• [Given exercise]: Using the listing below, select the lines with the word "shown" and copy them.

• [Records to use]:

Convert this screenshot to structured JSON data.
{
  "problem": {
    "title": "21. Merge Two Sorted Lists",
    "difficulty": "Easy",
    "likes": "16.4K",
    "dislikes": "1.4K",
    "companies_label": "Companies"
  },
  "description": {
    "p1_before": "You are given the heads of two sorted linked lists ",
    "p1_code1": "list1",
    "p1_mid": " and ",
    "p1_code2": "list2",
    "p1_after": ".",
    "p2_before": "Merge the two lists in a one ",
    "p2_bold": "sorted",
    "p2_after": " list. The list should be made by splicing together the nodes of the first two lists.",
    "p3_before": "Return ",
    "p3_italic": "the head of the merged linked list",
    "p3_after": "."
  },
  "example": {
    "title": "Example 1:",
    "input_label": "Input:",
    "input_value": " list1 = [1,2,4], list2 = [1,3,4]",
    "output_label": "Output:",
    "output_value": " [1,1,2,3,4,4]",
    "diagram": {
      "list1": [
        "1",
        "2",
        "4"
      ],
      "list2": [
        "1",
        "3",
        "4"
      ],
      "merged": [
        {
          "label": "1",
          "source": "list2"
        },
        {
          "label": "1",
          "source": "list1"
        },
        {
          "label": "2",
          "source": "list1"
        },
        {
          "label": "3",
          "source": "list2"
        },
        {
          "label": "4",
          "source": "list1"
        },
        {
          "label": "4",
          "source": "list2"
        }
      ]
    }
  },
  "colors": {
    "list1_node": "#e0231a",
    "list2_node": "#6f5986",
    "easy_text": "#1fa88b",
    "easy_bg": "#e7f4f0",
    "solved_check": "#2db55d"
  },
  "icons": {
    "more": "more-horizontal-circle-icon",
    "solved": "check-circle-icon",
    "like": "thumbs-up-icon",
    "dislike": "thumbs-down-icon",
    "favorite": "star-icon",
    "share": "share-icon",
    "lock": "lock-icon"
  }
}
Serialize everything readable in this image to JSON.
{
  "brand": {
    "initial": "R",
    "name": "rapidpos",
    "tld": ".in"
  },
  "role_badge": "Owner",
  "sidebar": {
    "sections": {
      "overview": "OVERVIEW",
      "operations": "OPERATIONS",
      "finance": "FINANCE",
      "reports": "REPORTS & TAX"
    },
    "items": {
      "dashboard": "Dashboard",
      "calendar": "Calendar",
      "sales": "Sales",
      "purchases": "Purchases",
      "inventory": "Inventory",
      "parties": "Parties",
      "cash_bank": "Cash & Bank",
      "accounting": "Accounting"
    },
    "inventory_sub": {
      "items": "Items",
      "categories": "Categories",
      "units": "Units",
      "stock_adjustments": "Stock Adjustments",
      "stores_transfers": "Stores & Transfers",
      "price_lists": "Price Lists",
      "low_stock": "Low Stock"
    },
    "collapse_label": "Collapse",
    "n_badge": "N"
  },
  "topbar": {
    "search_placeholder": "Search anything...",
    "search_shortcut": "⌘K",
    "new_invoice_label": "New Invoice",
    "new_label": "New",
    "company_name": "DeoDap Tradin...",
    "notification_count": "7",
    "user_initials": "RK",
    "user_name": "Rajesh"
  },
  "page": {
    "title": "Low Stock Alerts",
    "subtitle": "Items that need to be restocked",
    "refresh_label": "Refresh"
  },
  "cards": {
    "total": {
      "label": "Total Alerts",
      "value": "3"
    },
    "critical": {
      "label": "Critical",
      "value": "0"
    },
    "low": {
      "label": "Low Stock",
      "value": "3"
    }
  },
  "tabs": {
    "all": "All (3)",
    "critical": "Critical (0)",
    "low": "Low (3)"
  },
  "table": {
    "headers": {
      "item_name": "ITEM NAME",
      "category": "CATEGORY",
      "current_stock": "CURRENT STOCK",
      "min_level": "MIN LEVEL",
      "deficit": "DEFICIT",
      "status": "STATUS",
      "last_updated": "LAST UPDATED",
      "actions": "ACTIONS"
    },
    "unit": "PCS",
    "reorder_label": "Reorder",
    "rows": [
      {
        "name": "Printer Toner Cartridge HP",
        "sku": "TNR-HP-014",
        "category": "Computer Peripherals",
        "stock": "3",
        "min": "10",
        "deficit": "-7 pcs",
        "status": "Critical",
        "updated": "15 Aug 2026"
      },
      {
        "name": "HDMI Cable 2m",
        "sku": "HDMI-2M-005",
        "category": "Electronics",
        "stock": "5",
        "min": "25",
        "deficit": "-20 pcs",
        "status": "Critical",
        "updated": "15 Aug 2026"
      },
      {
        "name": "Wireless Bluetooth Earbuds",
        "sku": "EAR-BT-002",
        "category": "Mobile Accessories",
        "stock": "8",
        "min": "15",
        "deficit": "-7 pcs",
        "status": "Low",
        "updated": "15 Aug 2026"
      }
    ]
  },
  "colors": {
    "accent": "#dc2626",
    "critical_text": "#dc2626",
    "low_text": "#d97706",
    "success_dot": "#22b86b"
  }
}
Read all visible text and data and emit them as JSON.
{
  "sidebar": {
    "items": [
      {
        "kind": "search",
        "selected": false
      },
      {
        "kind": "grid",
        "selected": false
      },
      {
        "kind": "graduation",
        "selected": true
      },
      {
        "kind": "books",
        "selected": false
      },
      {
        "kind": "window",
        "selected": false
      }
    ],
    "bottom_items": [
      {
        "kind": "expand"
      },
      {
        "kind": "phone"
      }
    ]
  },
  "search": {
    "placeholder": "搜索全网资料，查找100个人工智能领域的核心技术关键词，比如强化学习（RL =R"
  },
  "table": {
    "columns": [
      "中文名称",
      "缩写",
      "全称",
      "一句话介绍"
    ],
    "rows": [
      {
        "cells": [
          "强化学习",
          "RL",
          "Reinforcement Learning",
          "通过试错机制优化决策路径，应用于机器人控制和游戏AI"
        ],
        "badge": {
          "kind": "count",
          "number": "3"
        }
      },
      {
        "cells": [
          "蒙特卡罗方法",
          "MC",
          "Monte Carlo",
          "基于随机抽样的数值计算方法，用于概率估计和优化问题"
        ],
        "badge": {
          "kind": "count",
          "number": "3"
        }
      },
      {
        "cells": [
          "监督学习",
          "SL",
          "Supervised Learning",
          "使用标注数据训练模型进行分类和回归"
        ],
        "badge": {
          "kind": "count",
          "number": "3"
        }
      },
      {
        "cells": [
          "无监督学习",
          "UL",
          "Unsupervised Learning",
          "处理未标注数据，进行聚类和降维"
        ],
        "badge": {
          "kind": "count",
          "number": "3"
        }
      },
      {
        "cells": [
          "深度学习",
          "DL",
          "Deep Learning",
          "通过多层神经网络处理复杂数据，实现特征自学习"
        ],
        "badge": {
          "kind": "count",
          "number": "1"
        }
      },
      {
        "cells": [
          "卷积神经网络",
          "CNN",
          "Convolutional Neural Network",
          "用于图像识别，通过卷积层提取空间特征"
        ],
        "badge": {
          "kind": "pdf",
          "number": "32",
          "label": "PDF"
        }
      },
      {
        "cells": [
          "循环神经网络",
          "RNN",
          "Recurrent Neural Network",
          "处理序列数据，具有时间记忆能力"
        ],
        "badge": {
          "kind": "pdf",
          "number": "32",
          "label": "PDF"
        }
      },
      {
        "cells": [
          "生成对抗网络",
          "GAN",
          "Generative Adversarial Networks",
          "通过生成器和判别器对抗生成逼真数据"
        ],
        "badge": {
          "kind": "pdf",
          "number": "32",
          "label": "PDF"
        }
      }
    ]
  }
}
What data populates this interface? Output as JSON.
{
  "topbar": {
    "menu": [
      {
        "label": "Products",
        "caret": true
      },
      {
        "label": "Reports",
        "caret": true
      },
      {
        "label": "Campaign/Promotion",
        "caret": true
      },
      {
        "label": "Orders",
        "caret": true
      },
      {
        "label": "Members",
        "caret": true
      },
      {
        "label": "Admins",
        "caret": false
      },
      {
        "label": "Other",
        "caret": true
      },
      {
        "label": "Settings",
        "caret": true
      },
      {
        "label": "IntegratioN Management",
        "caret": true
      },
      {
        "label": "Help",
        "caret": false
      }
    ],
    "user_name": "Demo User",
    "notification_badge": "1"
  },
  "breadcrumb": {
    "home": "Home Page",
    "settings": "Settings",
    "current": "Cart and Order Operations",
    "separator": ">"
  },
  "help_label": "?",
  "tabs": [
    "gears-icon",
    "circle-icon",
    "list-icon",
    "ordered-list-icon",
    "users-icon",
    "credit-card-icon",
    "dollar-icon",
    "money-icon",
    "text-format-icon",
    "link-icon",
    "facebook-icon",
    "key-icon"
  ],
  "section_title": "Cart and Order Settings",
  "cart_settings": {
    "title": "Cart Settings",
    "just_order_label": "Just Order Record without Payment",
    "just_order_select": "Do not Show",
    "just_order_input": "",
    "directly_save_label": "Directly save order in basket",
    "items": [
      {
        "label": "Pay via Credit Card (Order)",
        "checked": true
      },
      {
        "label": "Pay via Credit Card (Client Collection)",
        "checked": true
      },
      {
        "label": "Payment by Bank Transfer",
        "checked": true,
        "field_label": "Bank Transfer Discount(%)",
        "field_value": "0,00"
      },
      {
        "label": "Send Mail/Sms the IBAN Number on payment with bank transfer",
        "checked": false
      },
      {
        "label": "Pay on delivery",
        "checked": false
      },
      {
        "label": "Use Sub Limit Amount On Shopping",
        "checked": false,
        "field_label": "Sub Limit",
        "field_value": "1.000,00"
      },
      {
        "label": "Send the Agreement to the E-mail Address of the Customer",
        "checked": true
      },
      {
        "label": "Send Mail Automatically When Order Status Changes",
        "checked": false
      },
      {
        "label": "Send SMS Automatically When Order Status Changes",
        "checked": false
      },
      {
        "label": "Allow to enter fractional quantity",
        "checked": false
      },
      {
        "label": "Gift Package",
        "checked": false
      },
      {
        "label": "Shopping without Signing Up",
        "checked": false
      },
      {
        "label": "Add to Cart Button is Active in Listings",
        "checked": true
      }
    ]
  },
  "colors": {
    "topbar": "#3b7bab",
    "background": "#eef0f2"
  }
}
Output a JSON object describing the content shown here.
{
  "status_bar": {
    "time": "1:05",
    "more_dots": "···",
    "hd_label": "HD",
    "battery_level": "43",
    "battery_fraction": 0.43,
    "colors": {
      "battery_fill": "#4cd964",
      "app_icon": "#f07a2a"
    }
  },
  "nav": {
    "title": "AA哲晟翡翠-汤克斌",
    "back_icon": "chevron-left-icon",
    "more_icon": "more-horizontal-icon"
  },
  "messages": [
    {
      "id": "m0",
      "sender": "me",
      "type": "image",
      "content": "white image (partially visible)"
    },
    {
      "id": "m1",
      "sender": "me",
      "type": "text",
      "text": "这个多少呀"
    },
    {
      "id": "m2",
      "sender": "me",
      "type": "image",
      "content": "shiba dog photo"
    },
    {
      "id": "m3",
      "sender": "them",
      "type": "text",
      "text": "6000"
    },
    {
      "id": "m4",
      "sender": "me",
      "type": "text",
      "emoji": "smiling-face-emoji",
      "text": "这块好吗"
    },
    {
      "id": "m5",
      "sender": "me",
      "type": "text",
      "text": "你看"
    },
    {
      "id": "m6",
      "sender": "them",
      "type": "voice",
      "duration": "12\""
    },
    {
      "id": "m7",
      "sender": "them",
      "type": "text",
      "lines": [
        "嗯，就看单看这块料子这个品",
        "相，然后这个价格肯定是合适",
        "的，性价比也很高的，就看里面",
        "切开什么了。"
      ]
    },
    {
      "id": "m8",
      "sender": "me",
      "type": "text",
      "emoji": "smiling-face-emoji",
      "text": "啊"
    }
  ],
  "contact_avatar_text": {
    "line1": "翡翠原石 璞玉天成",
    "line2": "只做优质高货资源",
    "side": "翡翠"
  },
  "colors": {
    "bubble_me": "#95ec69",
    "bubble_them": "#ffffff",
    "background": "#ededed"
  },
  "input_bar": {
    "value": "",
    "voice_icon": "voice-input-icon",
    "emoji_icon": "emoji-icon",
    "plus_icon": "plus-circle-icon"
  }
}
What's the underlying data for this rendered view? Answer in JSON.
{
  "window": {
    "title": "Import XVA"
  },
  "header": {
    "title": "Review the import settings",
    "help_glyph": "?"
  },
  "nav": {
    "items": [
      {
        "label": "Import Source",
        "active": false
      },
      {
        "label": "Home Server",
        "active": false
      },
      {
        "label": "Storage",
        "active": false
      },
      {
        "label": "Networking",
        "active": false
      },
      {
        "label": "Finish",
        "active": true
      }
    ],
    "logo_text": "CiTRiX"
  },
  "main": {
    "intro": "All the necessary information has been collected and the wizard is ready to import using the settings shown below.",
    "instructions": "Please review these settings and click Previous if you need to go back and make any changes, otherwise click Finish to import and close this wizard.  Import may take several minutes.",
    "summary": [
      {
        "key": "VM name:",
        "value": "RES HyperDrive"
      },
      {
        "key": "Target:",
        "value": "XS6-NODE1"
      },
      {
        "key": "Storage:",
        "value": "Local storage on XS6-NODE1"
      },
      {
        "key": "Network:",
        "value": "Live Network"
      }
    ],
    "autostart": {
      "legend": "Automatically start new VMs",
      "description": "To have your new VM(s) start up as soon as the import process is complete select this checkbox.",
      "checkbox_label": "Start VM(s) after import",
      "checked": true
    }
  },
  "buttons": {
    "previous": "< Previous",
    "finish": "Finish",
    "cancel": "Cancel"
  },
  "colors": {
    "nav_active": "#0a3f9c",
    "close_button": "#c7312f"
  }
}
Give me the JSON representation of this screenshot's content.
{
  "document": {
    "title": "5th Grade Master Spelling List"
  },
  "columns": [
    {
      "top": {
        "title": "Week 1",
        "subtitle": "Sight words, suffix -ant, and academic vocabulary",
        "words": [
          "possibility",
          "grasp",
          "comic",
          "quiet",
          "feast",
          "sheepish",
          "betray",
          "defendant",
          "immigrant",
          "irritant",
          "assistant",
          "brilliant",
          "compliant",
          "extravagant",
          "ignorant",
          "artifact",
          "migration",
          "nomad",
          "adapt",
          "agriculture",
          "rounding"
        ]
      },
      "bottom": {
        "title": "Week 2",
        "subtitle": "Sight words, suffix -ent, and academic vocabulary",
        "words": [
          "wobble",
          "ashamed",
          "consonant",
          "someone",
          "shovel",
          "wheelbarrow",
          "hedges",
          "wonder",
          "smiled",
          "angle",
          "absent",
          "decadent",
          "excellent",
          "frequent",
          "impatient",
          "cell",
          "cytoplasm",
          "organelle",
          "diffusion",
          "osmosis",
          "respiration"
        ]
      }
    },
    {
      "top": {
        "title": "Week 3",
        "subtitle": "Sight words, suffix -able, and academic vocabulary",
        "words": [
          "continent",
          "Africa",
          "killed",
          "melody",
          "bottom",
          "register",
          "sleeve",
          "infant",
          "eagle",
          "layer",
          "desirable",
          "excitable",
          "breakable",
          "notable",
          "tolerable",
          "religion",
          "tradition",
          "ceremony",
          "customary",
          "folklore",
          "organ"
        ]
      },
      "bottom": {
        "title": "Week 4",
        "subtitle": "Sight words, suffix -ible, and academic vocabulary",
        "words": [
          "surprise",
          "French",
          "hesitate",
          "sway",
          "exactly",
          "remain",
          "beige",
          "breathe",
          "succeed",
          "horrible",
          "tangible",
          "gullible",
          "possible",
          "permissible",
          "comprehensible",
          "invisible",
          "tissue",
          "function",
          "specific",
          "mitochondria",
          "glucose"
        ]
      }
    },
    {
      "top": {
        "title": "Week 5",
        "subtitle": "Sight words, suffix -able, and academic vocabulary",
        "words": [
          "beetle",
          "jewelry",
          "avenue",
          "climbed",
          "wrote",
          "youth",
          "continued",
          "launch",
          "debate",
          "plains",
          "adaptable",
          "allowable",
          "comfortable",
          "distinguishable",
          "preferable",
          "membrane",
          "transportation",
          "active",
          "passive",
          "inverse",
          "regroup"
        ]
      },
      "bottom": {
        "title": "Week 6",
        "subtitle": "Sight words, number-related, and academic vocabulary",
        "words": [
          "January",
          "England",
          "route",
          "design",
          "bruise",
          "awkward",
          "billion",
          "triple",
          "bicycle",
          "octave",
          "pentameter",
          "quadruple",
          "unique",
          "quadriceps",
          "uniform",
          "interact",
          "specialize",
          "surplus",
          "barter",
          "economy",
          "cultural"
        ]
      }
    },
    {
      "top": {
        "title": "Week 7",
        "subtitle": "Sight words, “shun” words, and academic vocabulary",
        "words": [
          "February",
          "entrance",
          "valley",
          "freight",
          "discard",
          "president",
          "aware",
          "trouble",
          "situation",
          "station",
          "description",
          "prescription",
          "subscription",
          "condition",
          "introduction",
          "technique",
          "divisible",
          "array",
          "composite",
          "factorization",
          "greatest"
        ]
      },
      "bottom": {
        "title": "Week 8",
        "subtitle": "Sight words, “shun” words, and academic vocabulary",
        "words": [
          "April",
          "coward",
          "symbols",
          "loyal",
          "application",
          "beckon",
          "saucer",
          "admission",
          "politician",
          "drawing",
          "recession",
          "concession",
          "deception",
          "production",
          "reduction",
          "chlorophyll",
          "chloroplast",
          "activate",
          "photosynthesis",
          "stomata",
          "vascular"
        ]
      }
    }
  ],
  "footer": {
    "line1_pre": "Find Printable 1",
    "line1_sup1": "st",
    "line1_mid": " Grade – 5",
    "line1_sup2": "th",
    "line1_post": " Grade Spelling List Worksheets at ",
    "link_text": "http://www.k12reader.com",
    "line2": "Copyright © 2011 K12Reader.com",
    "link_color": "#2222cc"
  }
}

• [Exercise response]:
Output a JSON object describing the content shown here.
    "intro": "All the necessary information has been collected and the wizard is ready to import using the settings shown below.",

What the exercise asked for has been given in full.